DIRECTIONS FOR THIS TASK
Isolate every line in the records below with "diadakan" in it.

Saved data entries:

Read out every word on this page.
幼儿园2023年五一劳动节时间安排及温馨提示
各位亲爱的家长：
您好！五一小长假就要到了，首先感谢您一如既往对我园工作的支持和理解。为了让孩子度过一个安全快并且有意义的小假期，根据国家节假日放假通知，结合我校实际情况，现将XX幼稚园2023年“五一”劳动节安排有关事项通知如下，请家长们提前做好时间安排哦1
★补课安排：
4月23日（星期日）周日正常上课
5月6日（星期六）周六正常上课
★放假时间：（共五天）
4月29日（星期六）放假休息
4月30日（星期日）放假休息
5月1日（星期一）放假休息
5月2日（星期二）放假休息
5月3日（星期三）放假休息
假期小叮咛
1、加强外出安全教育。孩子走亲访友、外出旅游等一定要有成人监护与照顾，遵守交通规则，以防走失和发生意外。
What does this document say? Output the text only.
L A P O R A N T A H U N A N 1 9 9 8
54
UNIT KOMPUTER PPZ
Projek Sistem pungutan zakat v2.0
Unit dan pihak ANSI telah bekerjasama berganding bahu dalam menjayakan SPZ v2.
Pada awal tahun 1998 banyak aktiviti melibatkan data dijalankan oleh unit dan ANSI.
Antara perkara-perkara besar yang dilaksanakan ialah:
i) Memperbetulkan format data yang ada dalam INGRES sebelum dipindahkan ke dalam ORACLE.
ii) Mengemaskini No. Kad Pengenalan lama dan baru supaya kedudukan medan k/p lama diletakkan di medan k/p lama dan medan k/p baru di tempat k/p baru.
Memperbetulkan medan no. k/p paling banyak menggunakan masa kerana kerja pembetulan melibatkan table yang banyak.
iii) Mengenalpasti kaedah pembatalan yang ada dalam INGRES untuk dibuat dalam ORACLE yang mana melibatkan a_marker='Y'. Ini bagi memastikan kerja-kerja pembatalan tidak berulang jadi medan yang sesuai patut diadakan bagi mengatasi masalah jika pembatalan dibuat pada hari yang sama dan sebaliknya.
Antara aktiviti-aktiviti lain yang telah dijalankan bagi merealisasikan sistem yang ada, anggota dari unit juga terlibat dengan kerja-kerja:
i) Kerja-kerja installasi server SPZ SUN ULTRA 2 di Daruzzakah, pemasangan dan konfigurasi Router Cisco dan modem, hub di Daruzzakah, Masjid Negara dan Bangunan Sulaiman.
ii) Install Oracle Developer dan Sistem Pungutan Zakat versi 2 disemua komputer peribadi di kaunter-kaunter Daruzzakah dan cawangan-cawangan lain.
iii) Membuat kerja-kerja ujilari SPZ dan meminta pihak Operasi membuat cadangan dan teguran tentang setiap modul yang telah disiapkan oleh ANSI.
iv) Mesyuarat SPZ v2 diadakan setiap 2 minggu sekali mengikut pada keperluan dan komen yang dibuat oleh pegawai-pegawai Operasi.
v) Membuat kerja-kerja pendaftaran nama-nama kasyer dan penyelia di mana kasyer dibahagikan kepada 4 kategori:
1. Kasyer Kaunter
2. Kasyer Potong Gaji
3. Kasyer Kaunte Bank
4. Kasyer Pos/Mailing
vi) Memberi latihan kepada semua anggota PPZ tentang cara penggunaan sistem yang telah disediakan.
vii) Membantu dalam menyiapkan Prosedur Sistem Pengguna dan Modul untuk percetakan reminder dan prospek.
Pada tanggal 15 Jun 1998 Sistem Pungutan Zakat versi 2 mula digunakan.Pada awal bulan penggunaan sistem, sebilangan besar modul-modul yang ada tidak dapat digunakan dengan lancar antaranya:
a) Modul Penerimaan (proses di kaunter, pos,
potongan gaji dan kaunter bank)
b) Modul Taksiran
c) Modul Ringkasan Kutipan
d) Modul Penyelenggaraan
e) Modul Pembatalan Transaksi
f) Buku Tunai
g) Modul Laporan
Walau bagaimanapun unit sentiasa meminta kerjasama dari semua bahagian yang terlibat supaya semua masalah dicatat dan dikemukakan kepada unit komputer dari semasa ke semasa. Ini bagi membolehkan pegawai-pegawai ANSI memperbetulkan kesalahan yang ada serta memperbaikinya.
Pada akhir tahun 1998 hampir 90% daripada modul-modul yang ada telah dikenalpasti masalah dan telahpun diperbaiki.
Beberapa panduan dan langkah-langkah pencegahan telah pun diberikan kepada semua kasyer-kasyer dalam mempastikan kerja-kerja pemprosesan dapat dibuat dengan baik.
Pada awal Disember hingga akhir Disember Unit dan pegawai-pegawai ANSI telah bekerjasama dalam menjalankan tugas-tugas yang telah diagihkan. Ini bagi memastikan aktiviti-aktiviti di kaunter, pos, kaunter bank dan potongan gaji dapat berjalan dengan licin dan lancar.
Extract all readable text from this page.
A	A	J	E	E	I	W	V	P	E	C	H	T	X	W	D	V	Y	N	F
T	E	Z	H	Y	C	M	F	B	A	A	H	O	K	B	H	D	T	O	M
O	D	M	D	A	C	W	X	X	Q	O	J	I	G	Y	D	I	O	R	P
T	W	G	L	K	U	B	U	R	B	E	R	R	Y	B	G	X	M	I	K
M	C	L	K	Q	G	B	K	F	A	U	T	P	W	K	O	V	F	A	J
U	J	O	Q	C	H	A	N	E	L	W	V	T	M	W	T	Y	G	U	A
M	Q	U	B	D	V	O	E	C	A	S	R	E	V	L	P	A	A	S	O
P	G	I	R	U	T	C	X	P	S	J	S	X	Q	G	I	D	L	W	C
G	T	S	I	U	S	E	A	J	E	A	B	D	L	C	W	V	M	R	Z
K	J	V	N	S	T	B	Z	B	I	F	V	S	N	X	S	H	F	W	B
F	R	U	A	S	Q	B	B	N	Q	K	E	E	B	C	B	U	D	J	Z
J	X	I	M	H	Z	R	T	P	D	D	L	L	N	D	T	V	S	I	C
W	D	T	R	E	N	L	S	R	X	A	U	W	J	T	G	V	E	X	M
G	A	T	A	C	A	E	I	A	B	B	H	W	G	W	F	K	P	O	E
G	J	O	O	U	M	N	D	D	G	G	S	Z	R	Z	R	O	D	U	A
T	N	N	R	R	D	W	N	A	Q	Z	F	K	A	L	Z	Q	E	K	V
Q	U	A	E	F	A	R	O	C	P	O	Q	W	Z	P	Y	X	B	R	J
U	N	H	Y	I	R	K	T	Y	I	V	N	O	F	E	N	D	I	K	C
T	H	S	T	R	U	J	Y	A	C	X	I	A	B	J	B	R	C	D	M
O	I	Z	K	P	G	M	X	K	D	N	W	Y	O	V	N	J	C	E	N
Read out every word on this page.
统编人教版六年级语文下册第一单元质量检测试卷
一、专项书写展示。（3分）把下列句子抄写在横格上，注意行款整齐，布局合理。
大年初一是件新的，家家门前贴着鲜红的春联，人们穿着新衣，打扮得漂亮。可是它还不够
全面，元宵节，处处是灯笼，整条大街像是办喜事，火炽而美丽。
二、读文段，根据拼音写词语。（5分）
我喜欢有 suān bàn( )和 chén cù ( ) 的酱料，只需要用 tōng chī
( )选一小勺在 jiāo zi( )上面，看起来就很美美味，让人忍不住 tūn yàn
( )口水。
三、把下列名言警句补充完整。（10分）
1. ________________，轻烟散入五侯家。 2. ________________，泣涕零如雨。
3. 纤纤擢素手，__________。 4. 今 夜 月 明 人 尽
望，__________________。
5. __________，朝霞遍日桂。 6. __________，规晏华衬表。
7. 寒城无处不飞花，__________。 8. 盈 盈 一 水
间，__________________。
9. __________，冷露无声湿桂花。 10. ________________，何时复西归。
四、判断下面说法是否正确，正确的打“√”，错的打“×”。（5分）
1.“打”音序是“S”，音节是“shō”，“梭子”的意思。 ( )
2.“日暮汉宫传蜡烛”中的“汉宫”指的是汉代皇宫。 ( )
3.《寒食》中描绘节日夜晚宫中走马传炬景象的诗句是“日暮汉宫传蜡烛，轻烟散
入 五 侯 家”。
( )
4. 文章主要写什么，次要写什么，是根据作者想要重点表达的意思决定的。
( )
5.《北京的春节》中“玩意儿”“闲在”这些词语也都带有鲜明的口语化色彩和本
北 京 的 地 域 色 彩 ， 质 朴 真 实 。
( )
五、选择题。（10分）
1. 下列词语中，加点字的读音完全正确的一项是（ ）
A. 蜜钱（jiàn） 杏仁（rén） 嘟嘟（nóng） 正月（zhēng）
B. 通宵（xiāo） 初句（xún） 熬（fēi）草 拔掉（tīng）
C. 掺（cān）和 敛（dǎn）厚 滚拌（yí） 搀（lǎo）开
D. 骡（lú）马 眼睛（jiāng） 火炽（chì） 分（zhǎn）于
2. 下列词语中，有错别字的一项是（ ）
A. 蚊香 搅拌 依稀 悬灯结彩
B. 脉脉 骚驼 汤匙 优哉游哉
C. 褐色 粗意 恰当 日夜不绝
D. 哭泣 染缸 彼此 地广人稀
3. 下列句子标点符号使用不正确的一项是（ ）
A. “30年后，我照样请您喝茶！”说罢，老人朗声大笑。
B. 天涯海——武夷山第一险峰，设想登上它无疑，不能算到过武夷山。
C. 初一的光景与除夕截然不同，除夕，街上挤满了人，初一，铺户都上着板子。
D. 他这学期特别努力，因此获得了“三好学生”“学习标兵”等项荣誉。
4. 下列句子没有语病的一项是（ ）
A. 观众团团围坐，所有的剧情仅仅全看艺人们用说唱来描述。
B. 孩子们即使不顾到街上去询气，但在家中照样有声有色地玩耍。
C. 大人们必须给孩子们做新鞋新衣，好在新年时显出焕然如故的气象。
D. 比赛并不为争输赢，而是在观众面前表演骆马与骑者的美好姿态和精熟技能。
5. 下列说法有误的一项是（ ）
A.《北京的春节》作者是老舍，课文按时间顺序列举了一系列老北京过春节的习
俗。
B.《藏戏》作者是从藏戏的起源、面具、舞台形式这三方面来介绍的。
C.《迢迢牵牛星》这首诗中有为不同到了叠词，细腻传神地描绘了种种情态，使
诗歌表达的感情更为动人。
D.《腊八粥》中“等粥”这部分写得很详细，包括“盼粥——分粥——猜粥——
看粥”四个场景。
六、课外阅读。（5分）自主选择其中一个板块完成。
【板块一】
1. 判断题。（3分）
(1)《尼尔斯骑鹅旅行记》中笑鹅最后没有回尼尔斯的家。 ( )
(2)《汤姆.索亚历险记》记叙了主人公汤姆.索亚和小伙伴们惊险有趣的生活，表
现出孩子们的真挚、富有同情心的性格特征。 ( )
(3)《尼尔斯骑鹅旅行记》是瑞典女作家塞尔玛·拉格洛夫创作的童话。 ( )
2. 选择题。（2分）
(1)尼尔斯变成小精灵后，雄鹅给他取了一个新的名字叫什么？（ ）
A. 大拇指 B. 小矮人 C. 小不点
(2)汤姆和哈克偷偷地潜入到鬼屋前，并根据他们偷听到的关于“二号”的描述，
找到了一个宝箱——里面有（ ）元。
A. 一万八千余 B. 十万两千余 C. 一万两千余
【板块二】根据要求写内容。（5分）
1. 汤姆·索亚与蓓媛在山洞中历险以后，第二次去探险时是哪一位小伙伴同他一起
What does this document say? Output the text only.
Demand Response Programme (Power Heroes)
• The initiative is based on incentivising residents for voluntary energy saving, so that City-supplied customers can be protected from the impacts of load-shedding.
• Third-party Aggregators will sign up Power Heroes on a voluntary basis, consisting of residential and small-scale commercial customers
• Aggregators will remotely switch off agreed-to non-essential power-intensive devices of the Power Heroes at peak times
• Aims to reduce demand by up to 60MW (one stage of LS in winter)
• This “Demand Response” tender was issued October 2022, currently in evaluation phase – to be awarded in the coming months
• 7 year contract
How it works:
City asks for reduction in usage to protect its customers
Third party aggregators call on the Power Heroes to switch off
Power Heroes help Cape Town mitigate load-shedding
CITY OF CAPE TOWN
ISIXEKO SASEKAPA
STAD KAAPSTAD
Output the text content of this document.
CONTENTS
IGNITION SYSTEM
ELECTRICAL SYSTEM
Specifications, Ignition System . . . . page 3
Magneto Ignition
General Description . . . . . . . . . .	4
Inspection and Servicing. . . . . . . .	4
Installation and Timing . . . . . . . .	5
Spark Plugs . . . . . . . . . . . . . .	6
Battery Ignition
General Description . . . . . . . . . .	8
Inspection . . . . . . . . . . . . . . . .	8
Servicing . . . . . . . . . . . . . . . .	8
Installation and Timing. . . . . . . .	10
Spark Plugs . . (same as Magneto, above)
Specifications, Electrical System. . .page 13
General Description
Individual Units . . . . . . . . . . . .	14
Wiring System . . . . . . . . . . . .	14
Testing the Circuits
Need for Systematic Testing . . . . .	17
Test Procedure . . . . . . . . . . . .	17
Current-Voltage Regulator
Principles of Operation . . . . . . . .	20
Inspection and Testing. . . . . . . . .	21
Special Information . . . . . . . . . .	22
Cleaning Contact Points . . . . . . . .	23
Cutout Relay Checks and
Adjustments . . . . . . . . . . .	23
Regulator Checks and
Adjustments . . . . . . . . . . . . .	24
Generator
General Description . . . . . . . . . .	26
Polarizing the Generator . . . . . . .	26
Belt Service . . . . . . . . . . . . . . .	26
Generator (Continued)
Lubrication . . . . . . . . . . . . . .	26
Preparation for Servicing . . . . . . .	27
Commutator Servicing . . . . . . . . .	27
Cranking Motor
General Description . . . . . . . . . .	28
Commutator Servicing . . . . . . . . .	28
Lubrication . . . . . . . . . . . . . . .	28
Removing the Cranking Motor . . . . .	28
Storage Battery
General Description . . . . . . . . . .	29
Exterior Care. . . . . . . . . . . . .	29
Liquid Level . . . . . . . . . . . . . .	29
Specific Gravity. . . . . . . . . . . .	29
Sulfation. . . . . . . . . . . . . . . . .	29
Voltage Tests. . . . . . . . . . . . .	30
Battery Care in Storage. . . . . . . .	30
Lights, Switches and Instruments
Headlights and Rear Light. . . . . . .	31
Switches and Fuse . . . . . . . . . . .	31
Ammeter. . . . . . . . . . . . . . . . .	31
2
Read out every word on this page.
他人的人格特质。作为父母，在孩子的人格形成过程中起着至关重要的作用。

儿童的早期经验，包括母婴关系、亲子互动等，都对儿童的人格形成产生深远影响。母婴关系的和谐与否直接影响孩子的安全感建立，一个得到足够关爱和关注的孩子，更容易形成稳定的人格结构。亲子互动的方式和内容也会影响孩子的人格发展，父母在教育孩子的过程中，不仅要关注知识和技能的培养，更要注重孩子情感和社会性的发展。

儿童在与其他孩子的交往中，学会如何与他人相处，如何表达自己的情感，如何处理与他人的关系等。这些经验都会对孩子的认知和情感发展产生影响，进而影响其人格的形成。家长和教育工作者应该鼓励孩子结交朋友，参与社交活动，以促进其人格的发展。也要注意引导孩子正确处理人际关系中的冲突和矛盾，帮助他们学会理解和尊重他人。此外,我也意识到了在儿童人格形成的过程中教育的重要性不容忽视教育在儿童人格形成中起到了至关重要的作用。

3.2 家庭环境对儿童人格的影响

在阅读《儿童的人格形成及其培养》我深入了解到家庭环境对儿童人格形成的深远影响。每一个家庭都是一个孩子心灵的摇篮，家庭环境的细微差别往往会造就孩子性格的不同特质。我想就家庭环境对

TASK RESULT
iii) Mengenalpasti kaedah pembatalan yang ada dalam INGRES untuk dibuat dalam ORACLE yang mana melibatkan a_marker='Y'. Ini bagi memastikan kerja-kerja pembatalan tidak berulang jadi medan yang sesuai patut diadakan bagi mengatasi masalah jika pembatalan dibuat pada hari yang sama dan sebaliknya.
iv) Mesyuarat SPZ v2 diadakan setiap 2 minggu sekali mengikut pada keperluan dan komen yang dibuat oleh pegawai-pegawai Operasi.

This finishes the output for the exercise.